• AIM
Output all the data exactly. Pictures do not belong in the copy.
** START OF RECORD EXCERPTS **
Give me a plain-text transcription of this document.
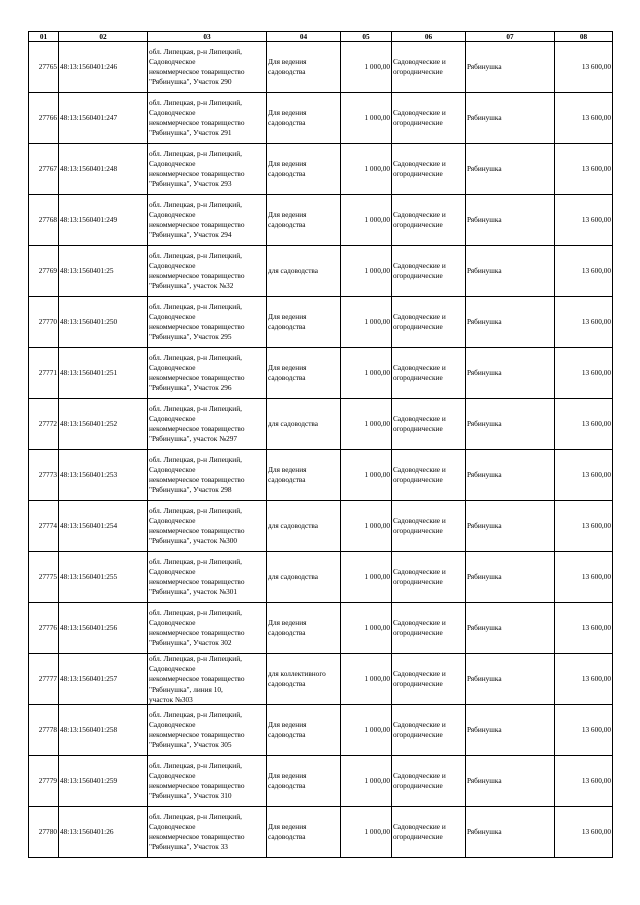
01	02	03	04	05	06	07	08
27765	48:13:1560401:246	обл. Липецкая, р-н Липецкий,
Садоводческое
некоммерческое товарищество
"Рябинушка", Участок 290	Для ведения садоводства	1 000,00	Садоводческие и огороднические	Рябинушка	13 600,00
27766	48:13:1560401:247	обл. Липецкая, р-н Липецкий,
Садоводческое
некоммерческое товарищество
"Рябинушка", Участок 291	Для ведения садоводства	1 000,00	Садоводческие и огороднические	Рябинушка	13 600,00
27767	48:13:1560401:248	обл. Липецкая, р-н Липецкий,
Садоводческое
некоммерческое товарищество
"Рябинушка", Участок 293	Для ведения садоводства	1 000,00	Садоводческие и огороднические	Рябинушка	13 600,00
27768	48:13:1560401:249	обл. Липецкая, р-н Липецкий,
Садоводческое
некоммерческое товарищество
"Рябинушка", Участок 294	Для ведения садоводства	1 000,00	Садоводческие и огороднические	Рябинушка	13 600,00
27769	48:13:1560401:25	обл. Липецкая, р-н Липецкий,
Садоводческое
некоммерческое товарищество
"Рябинушка", участок №32	для садоводства	1 000,00	Садоводческие и огороднические	Рябинушка	13 600,00
27770	48:13:1560401:250	обл. Липецкая, р-н Липецкий,
Садоводческое
некоммерческое товарищество
"Рябинушка", Участок 295	Для ведения садоводства	1 000,00	Садоводческие и огороднические	Рябинушка	13 600,00
27771	48:13:1560401:251	обл. Липецкая, р-н Липецкий,
Садоводческое
некоммерческое товарищество
"Рябинушка", Участок 296	Для ведения садоводства	1 000,00	Садоводческие и огороднические	Рябинушка	13 600,00
27772	48:13:1560401:252	обл. Липецкая, р-н Липецкий,
Садоводческое
некоммерческое товарищество
"Рябинушка", участок №297	для садоводства	1 000,00	Садоводческие и огороднические	Рябинушка	13 600,00
27773	48:13:1560401:253	обл. Липецкая, р-н Липецкий,
Садоводческое
некоммерческое товарищество
"Рябинушка", Участок 298	Для ведения садоводства	1 000,00	Садоводческие и огороднические	Рябинушка	13 600,00
27774	48:13:1560401:254	обл. Липецкая, р-н Липецкий,
Садоводческое
некоммерческое товарищество
"Рябинушка", участок №300	для садоводства	1 000,00	Садоводческие и огороднические	Рябинушка	13 600,00
27775	48:13:1560401:255	обл. Липецкая, р-н Липецкий,
Садоводческое
некоммерческое товарищество
"Рябинушка", участок №301	для садоводства	1 000,00	Садоводческие и огороднические	Рябинушка	13 600,00
27776	48:13:1560401:256	обл. Липецкая, р-н Липецкий,
Садоводческое
некоммерческое товарищество
"Рябинушка", Участок 302	Для ведения садоводства	1 000,00	Садоводческие и огороднические	Рябинушка	13 600,00
27777	48:13:1560401:257	обл. Липецкая, р-н Липецкий,
Садоводческое
некоммерческое товарищество
"Рябинушка", линия 10,
участок №303	для коллективного садоводства	1 000,00	Садоводческие и огороднические	Рябинушка	13 600,00
27778	48:13:1560401:258	обл. Липецкая, р-н Липецкий,
Садоводческое
некоммерческое товарищество
"Рябинушка", Участок 305	Для ведения садоводства	1 000,00	Садоводческие и огороднические	Рябинушка	13 600,00
27779	48:13:1560401:259	обл. Липецкая, р-н Липецкий,
Садоводческое
некоммерческое товарищество
"Рябинушка", Участок 310	Для ведения садоводства	1 000,00	Садоводческие и огороднические	Рябинушка	13 600,00
27780	48:13:1560401:26	обл. Липецкая, р-н Липецкий,
Садоводческое
некоммерческое товарищество
"Рябинушка", Участок 33	Для ведения садоводства	1 000,00	Садоводческие и огороднические	Рябинушка	13 600,00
** END OF RECORD EXCERPTS **
• WORKED SOLUTION
Give me a plain-text transcription of this document.
01	02	03	04	05	06	07	08
27765	48:13:1560401:246	обл. Липецкая, р-н Липецкий,
Садоводческое
некоммерческое товарищество
"Рябинушка", Участок 290	Для ведения садоводства	1 000,00	Садоводческие и огороднические	Рябинушка	13 600,00
27766	48:13:1560401:247	обл. Липецкая, р-н Липецкий,
Садоводческое
некоммерческое товарищество
"Рябинушка", Участок 291	Для ведения садоводства	1 000,00	Садоводческие и огороднические	Рябинушка	13 600,00
27767	48:13:1560401:248	обл. Липецкая, р-н Липецкий,
Садоводческое
некоммерческое товарищество
"Рябинушка", Участок 293	Для ведения садоводства	1 000,00	Садоводческие и огороднические	Рябинушка	13 600,00
27768	48:13:1560401:249	обл. Липецкая, р-н Липецкий,
Садоводческое
некоммерческое товарищество
"Рябинушка", Участок 294	Для ведения садоводства	1 000,00	Садоводческие и огороднические	Рябинушка	13 600,00
27769	48:13:1560401:25	обл. Липецкая, р-н Липецкий,
Садоводческое
некоммерческое товарищество
"Рябинушка", участок №32	для садоводства	1 000,00	Садоводческие и огороднические	Рябинушка	13 600,00
27770	48:13:1560401:250	обл. Липецкая, р-н Липецкий,
Садоводческое
некоммерческое товарищество
"Рябинушка", Участок 295	Для ведения садоводства	1 000,00	Садоводческие и огороднические	Рябинушка	13 600,00
27771	48:13:1560401:251	обл. Липецкая, р-н Липецкий,
Садоводческое
некоммерческое товарищество
"Рябинушка", Участок 296	Для ведения садоводства	1 000,00	Садоводческие и огороднические	Рябинушка	13 600,00
27772	48:13:1560401:252	обл. Липецкая, р-н Липецкий,
Садоводческое
некоммерческое товарищество
"Рябинушка", участок №297	для садоводства	1 000,00	Садоводческие и огороднические	Рябинушка	13 600,00
27773	48:13:1560401:253	обл. Липецкая, р-н Липецкий,
Садоводческое
некоммерческое товарищество
"Рябинушка", Участок 298	Для ведения садоводства	1 000,00	Садоводческие и огороднические	Рябинушка	13 600,00
27774	48:13:1560401:254	обл. Липецкая, р-н Липецкий,
Садоводческое
некоммерческое товарищество
"Рябинушка", участок №300	для садоводства	1 000,00	Садоводческие и огороднические	Рябинушка	13 600,00
27775	48:13:1560401:255	обл. Липецкая, р-н Липецкий,
Садоводческое
некоммерческое товарищество
"Рябинушка", участок №301	для садоводства	1 000,00	Садоводческие и огороднические	Рябинушка	13 600,00
27776	48:13:1560401:256	обл. Липецкая, р-н Липецкий,
Садоводческое
некоммерческое товарищество
"Рябинушка", Участок 302	Для ведения садоводства	1 000,00	Садоводческие и огороднические	Рябинушка	13 600,00
27777	48:13:1560401:257	обл. Липецкая, р-н Липецкий,
Садоводческое
некоммерческое товарищество
"Рябинушка", линия 10,
участок №303	для коллективного садоводства	1 000,00	Садоводческие и огороднические	Рябинушка	13 600,00
27778	48:13:1560401:258	обл. Липецкая, р-н Липецкий,
Садоводческое
некоммерческое товарищество
"Рябинушка", Участок 305	Для ведения садоводства	1 000,00	Садоводческие и огороднические	Рябинушка	13 600,00
27779	48:13:1560401:259	обл. Липецкая, р-н Липецкий,
Садоводческое
некоммерческое товарищество
"Рябинушка", Участок 310	Для ведения садоводства	1 000,00	Садоводческие и огороднические	Рябинушка	13 600,00
27780	48:13:1560401:26	обл. Липецкая, р-н Липецкий,
Садоводческое
некоммерческое товарищество
"Рябинушка", Участок 33	Для ведения садоводства	1 000,00	Садоводческие и огороднические	Рябинушка	13 600,00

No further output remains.